— START —

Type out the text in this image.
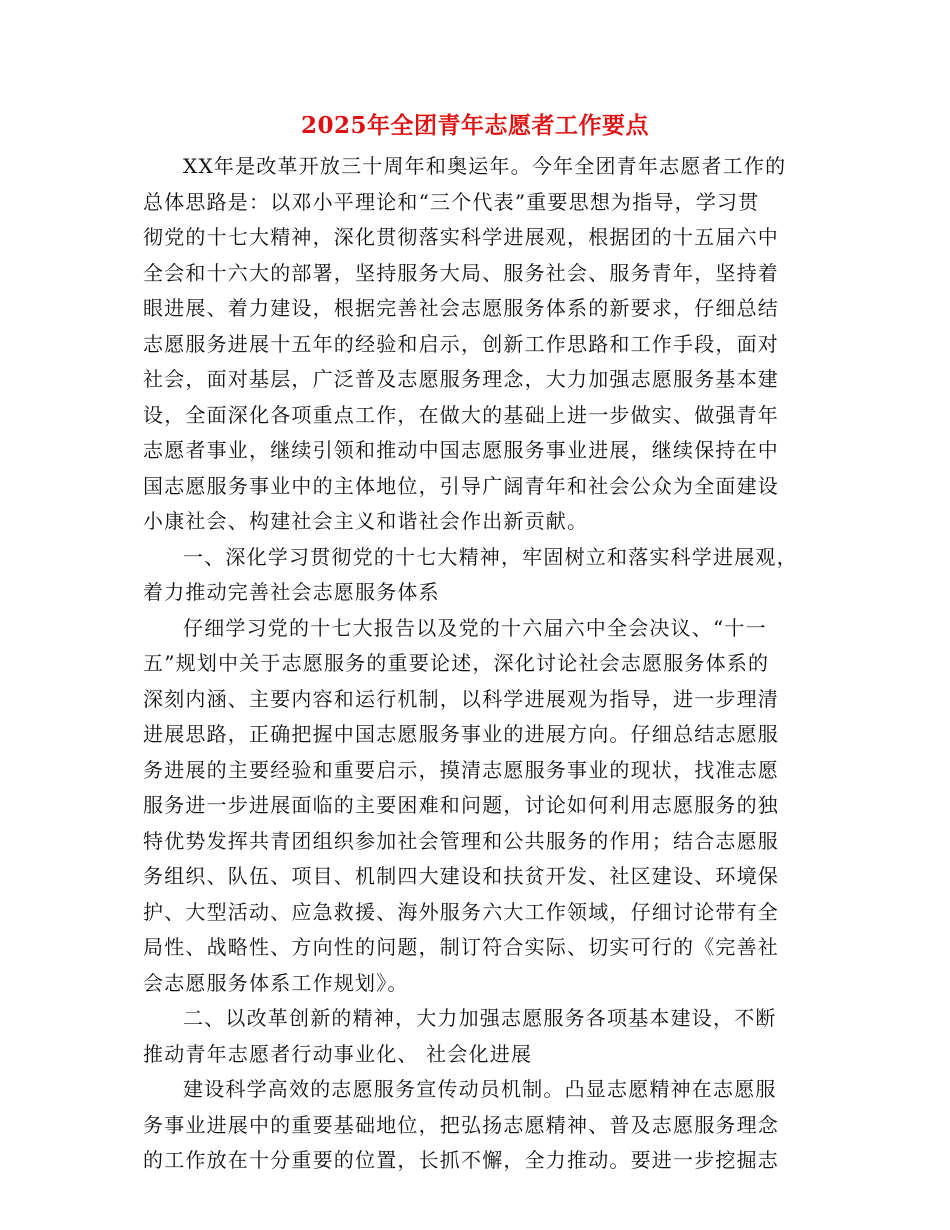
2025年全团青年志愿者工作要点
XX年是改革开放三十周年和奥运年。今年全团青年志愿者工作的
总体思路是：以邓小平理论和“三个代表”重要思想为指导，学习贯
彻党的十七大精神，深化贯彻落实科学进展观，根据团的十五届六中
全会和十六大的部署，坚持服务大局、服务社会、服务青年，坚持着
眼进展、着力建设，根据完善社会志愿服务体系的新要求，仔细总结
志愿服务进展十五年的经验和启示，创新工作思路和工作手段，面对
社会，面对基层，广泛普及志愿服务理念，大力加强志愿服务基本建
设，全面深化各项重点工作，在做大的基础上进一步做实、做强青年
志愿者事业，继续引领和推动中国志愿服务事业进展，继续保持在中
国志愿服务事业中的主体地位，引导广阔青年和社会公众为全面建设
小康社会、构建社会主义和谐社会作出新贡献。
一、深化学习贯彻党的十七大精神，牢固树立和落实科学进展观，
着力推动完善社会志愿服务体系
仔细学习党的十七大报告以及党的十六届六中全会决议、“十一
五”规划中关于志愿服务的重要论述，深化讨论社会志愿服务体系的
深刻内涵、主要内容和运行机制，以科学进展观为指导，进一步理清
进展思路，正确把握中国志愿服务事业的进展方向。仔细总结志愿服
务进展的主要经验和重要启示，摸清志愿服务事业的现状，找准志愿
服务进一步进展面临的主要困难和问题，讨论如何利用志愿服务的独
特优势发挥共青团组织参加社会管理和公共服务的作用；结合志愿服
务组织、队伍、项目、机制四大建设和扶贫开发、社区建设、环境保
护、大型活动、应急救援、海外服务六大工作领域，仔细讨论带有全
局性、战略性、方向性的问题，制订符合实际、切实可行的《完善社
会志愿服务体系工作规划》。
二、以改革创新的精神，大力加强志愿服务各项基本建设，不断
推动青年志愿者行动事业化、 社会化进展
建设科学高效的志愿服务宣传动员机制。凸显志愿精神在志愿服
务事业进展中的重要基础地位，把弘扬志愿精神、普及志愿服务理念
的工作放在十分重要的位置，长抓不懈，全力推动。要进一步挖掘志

— END —

Given instruction:
Send back the data above word for word, with the pictures left out.

Result below:
Type out the text in this image.
2025年全团青年志愿者工作要点
XX年是改革开放三十周年和奥运年。今年全团青年志愿者工作的
总体思路是：以邓小平理论和“三个代表”重要思想为指导，学习贯
彻党的十七大精神，深化贯彻落实科学进展观，根据团的十五届六中
全会和十六大的部署，坚持服务大局、服务社会、服务青年，坚持着
眼进展、着力建设，根据完善社会志愿服务体系的新要求，仔细总结
志愿服务进展十五年的经验和启示，创新工作思路和工作手段，面对
社会，面对基层，广泛普及志愿服务理念，大力加强志愿服务基本建
设，全面深化各项重点工作，在做大的基础上进一步做实、做强青年
志愿者事业，继续引领和推动中国志愿服务事业进展，继续保持在中
国志愿服务事业中的主体地位，引导广阔青年和社会公众为全面建设
小康社会、构建社会主义和谐社会作出新贡献。
一、深化学习贯彻党的十七大精神，牢固树立和落实科学进展观，
着力推动完善社会志愿服务体系
仔细学习党的十七大报告以及党的十六届六中全会决议、“十一
五”规划中关于志愿服务的重要论述，深化讨论社会志愿服务体系的
深刻内涵、主要内容和运行机制，以科学进展观为指导，进一步理清
进展思路，正确把握中国志愿服务事业的进展方向。仔细总结志愿服
务进展的主要经验和重要启示，摸清志愿服务事业的现状，找准志愿
服务进一步进展面临的主要困难和问题，讨论如何利用志愿服务的独
特优势发挥共青团组织参加社会管理和公共服务的作用；结合志愿服
务组织、队伍、项目、机制四大建设和扶贫开发、社区建设、环境保
护、大型活动、应急救援、海外服务六大工作领域，仔细讨论带有全
局性、战略性、方向性的问题，制订符合实际、切实可行的《完善社
会志愿服务体系工作规划》。
二、以改革创新的精神，大力加强志愿服务各项基本建设，不断
推动青年志愿者行动事业化、 社会化进展
建设科学高效的志愿服务宣传动员机制。凸显志愿精神在志愿服
务事业进展中的重要基础地位，把弘扬志愿精神、普及志愿服务理念
的工作放在十分重要的位置，长抓不懈，全力推动。要进一步挖掘志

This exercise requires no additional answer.